(Box coordinate listings)

· · · · · · ·

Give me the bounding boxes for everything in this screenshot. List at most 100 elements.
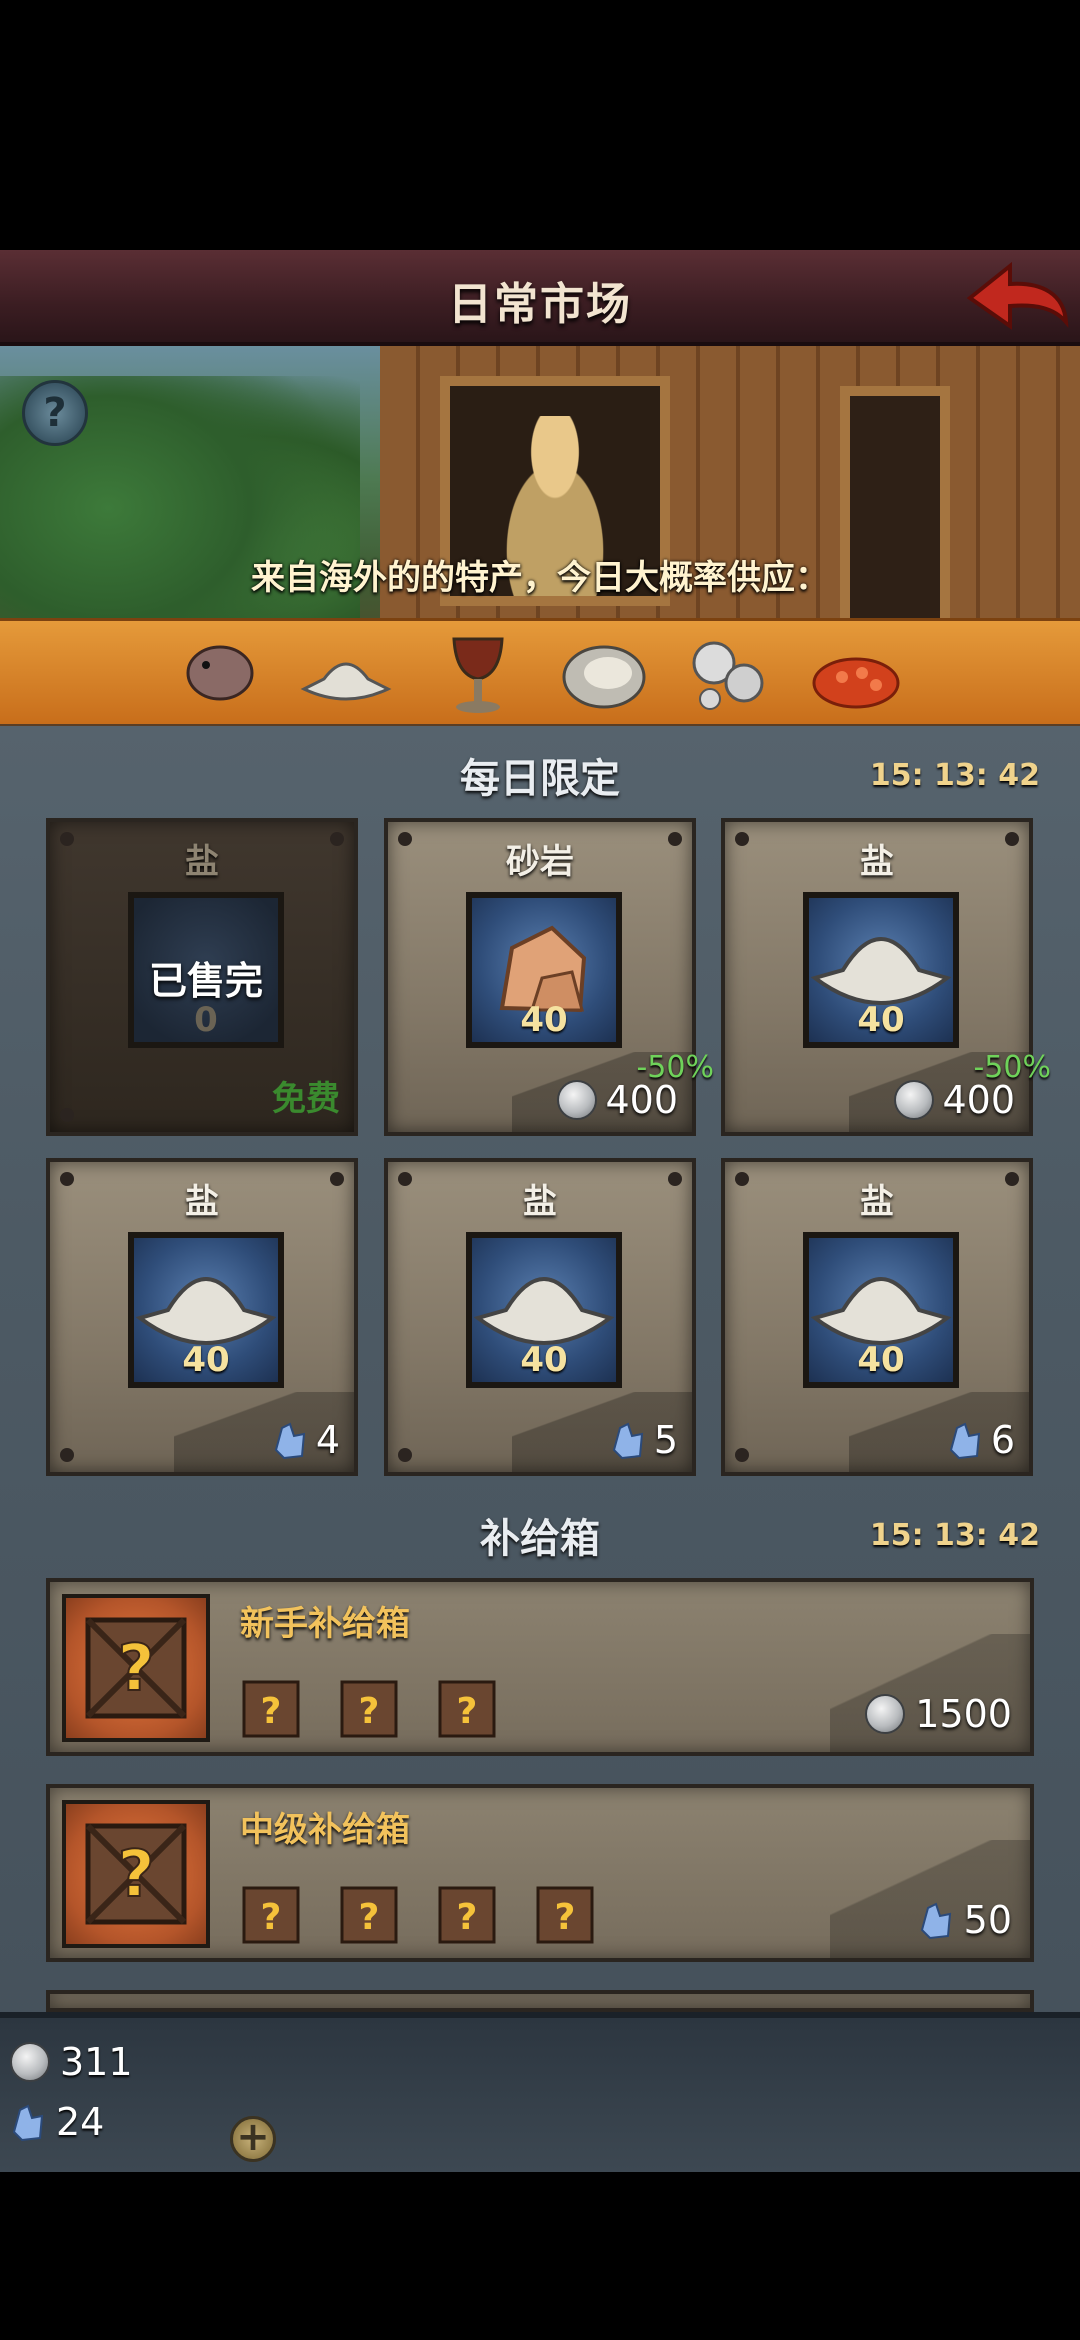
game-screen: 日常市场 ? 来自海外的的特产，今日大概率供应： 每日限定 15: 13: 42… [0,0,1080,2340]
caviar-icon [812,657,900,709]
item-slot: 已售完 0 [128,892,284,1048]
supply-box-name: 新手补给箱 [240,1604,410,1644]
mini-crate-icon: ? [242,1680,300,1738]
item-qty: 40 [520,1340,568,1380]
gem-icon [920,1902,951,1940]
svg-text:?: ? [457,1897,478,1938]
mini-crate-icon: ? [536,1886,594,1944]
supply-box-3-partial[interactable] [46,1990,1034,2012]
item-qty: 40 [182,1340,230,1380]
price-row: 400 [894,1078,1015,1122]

· · · · · · ·

Task directions
Gather each line from the entries above that contains the string "supply", and copy those lines in their original order.

Expected answer
supply-box-name: 新手补给箱 [240,1604,410,1644]
supply-box-3-partial[interactable] [46,1990,1034,2012]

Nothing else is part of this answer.